==== TEXT EXCERPT ====

The Topline
- A B.C. Supreme Court case is challenging whether faith-based hospitals can refuse to allow medical assistance in dying (MAID) in their facilities, forcing the transfer of terminal patients
- The dispute centres on Vancouver’s St. Paul’s Hospital – run by Providence Health Care (PHC) – which does not permit MAID on-site – and Sam O’Neill, who had to be transferred from the hospital to receive MAID in April 2023
- Plaintiffs in the case argue that forced transfers violate Charter rights at the end of life, while the defence argues that hospitals should be able to make their own decisions based on religious beliefs, even inside a public system
Public money means public rules
In Canada, hospitals are public institutions, not private clubs. They are publicly funded, publicly planned, and often the only option available for people when they need access to healthcare.
Such is the case for St. Paul’s Hospital, the only hospital located in Vancouver’s downtown core. When a patient arrives here, they’re not stopping by out of a theological preference, but because it’s the nearest and/or most appropriate hospital.
This was the case for O’Neill, whose family are the plaintiffs in the case taken to the B.C. Supreme Court. They argue , basically, that humans are the ones with Charter rights, not hospitals. Institutions don’t die, they don’t suffer, they don’t experience pain. So why should a hospital’s rights take precedence over a human’s?
They also argue that a hospital policy that forces a dying person to be transferred – rather than carry out the final stage of their own life, on their own terms, in a country where that choice is legal – imposes a religious rule on someone who may not share it.
The province attempted to rectify this problem after her death by creating a workaround – a non-religious space onsite, operated by Vancouver Coastal Health rather than PHC, where MAID could be accessed.

==== DATASET EXCERPTS ====

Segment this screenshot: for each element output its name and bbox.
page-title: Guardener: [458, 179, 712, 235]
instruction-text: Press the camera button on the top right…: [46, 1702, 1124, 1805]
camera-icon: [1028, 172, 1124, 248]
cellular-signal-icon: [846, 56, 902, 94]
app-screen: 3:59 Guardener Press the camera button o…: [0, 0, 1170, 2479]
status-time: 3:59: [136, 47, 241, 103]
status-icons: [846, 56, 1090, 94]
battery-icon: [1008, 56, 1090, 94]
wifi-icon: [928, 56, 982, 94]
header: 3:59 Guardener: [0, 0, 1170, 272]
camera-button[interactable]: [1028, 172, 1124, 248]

====

**REQUIRED WORK**
[1] Summarize the article about the St. Paul's Hospital MAID case in two sentences.
[2] According to the article about the St. Paul's Hospital MAID case, which body operates the non-religious onsite space the province created for MAID?
The records have nothing to do with the article about the St. Paul's Hospital MAID case.

**RESPONSES TO THE EXERCISE**
[1] A B.C. Supreme Court case brought by the family of Sam O'Neill challenges whether faith-based hospitals, such as Vancouver's St. Paul's Hospital run by Providence Health Care, can refuse to allow MAID on-site and force terminal patients to be transferred. The plaintiffs argue that Charter rights belong to humans rather than hospitals and that forced transfers impose a religious rule on dying people, while the defence argues that hospitals should be able to make decisions based on religious beliefs even inside a public system.

[2] Vancouver Coastal Health operates it.